ENTRIES SHOWN:
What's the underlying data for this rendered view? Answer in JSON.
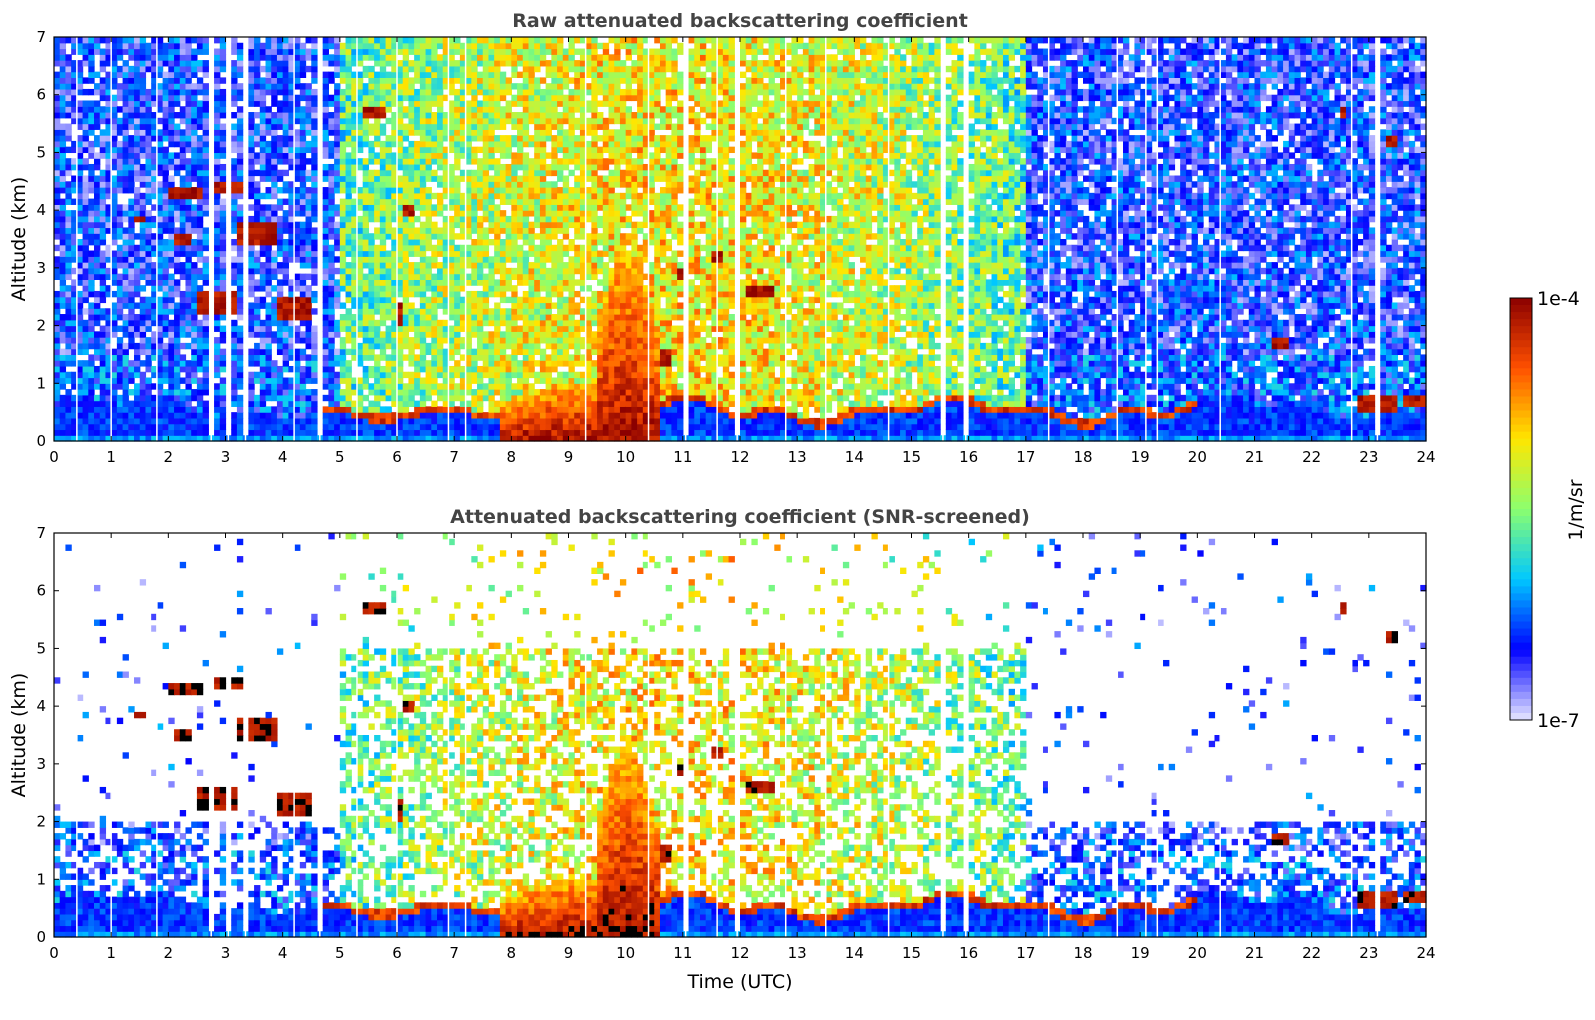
{
  "chart_data": [
    {
      "type": "heatmap",
      "title": "Raw attenuated backscattering coefficient",
      "xlabel": "",
      "ylabel": "Altitude (km)",
      "xlim": [
        0,
        24
      ],
      "ylim": [
        0,
        7
      ],
      "xticks": [
        "0",
        "1",
        "2",
        "3",
        "4",
        "5",
        "6",
        "7",
        "8",
        "9",
        "10",
        "11",
        "12",
        "13",
        "14",
        "15",
        "16",
        "17",
        "18",
        "19",
        "20",
        "21",
        "22",
        "23",
        "24"
      ],
      "yticks": [
        "0",
        "1",
        "2",
        "3",
        "4",
        "5",
        "6",
        "7"
      ],
      "screened": false
    },
    {
      "type": "heatmap",
      "title": "Attenuated backscattering coefficient (SNR-screened)",
      "xlabel": "Time (UTC)",
      "ylabel": "Altitude (km)",
      "xlim": [
        0,
        24
      ],
      "ylim": [
        0,
        7
      ],
      "xticks": [
        "0",
        "1",
        "2",
        "3",
        "4",
        "5",
        "6",
        "7",
        "8",
        "9",
        "10",
        "11",
        "12",
        "13",
        "14",
        "15",
        "16",
        "17",
        "18",
        "19",
        "20",
        "21",
        "22",
        "23",
        "24"
      ],
      "yticks": [
        "0",
        "1",
        "2",
        "3",
        "4",
        "5",
        "6",
        "7"
      ],
      "screened": true
    }
  ],
  "colorbar": {
    "max_label": "1e-4",
    "min_label": "1e-7",
    "unit_label": "1/m/sr",
    "scale": "log",
    "colors": [
      "#e6e6ff",
      "#0000ff",
      "#00c8ff",
      "#8cff6e",
      "#ffe600",
      "#ff5000",
      "#8b0000"
    ]
  },
  "features": {
    "boundary_layer_top_km": 0.6,
    "clouds": [
      {
        "t0": 2.0,
        "t1": 2.6,
        "z": 4.3,
        "h": 0.12
      },
      {
        "t0": 2.8,
        "t1": 3.3,
        "z": 4.4,
        "h": 0.12
      },
      {
        "t0": 3.2,
        "t1": 3.9,
        "z": 3.6,
        "h": 0.25
      },
      {
        "t0": 2.5,
        "t1": 3.2,
        "z": 2.4,
        "h": 0.3
      },
      {
        "t0": 3.9,
        "t1": 4.5,
        "z": 2.3,
        "h": 0.35
      },
      {
        "t0": 1.4,
        "t1": 1.6,
        "z": 3.85,
        "h": 0.1
      },
      {
        "t0": 2.1,
        "t1": 2.4,
        "z": 3.5,
        "h": 0.15
      },
      {
        "t0": 5.4,
        "t1": 5.8,
        "z": 5.7,
        "h": 0.05
      },
      {
        "t0": 6.1,
        "t1": 6.3,
        "z": 4.0,
        "h": 0.12
      },
      {
        "t0": 12.1,
        "t1": 12.6,
        "z": 2.6,
        "h": 0.12
      },
      {
        "t0": 10.5,
        "t1": 10.8,
        "z": 1.45,
        "h": 0.2
      },
      {
        "t0": 21.3,
        "t1": 21.6,
        "z": 1.7,
        "h": 0.12
      },
      {
        "t0": 23.3,
        "t1": 23.5,
        "z": 5.2,
        "h": 0.12
      },
      {
        "t0": 22.5,
        "t1": 22.6,
        "z": 5.75,
        "h": 0.1
      },
      {
        "t0": 22.8,
        "t1": 23.5,
        "z": 0.65,
        "h": 0.12
      },
      {
        "t0": 23.6,
        "t1": 24.0,
        "z": 0.72,
        "h": 0.1
      },
      {
        "t0": 11.5,
        "t1": 11.7,
        "z": 3.2,
        "h": 0.15
      },
      {
        "t0": 10.9,
        "t1": 11.0,
        "z": 2.9,
        "h": 0.15
      },
      {
        "t0": 6.0,
        "t1": 6.1,
        "z": 2.2,
        "h": 0.2
      }
    ],
    "convection": [
      {
        "t0": 7.8,
        "t1": 10.55,
        "top": 1.0
      },
      {
        "t0": 9.5,
        "t1": 10.55,
        "top": 3.3
      }
    ],
    "dropouts_hours": [
      0.4,
      1.0,
      1.8,
      2.75,
      3.05,
      3.35,
      4.2,
      4.65,
      5.3,
      6.0,
      6.9,
      7.2,
      9.3,
      10.4,
      11.05,
      11.6,
      11.95,
      12.8,
      13.5,
      14.6,
      15.55,
      15.95,
      17.4,
      18.6,
      19.1,
      19.3,
      20.4,
      22.7,
      23.15
    ]
  }
}
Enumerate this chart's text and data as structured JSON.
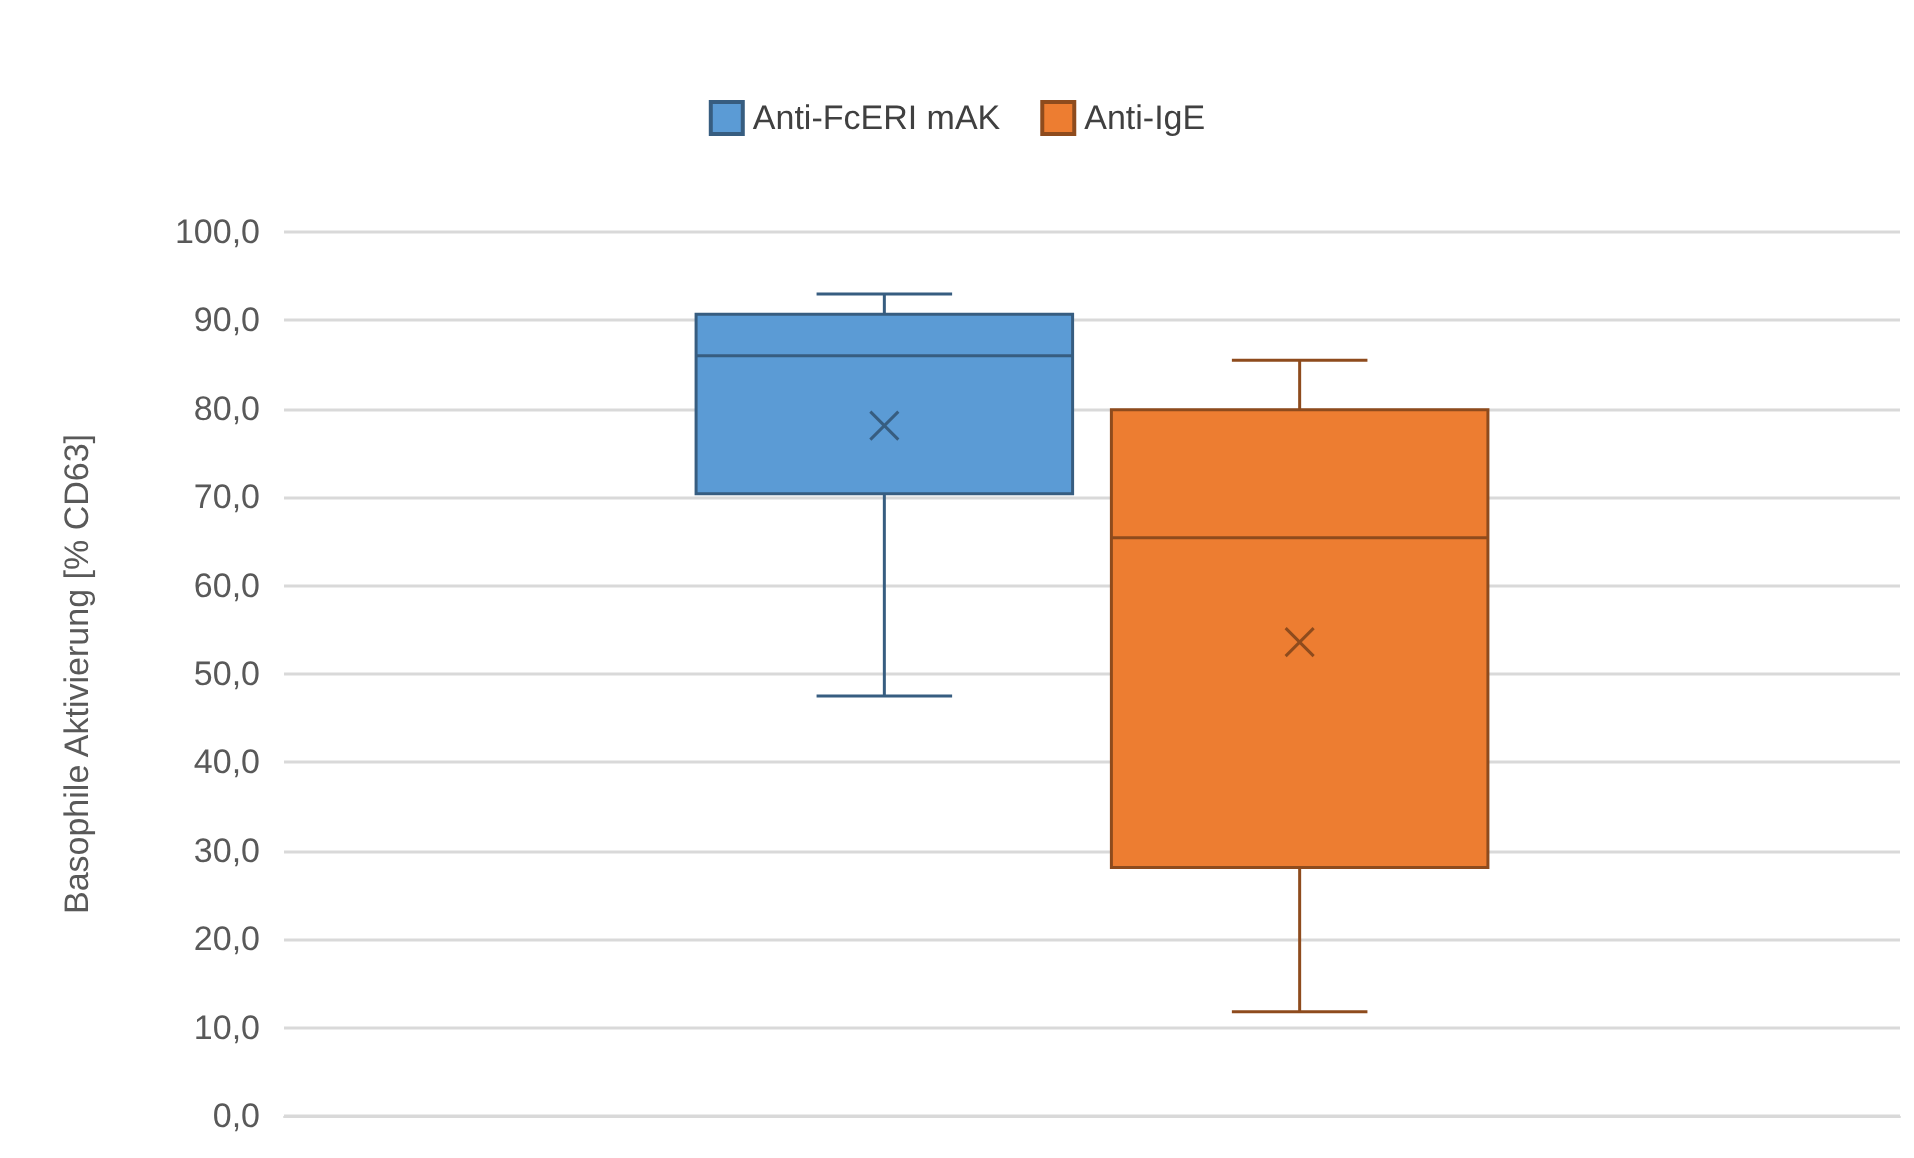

WHAT THE TASK ASKS:
List every line from the entries above in which "this" appears.

FINAL RESULT:
What's the underlying data for this rendered view? Answer in JSON.
Enumerate this chart's text and data as structured JSON.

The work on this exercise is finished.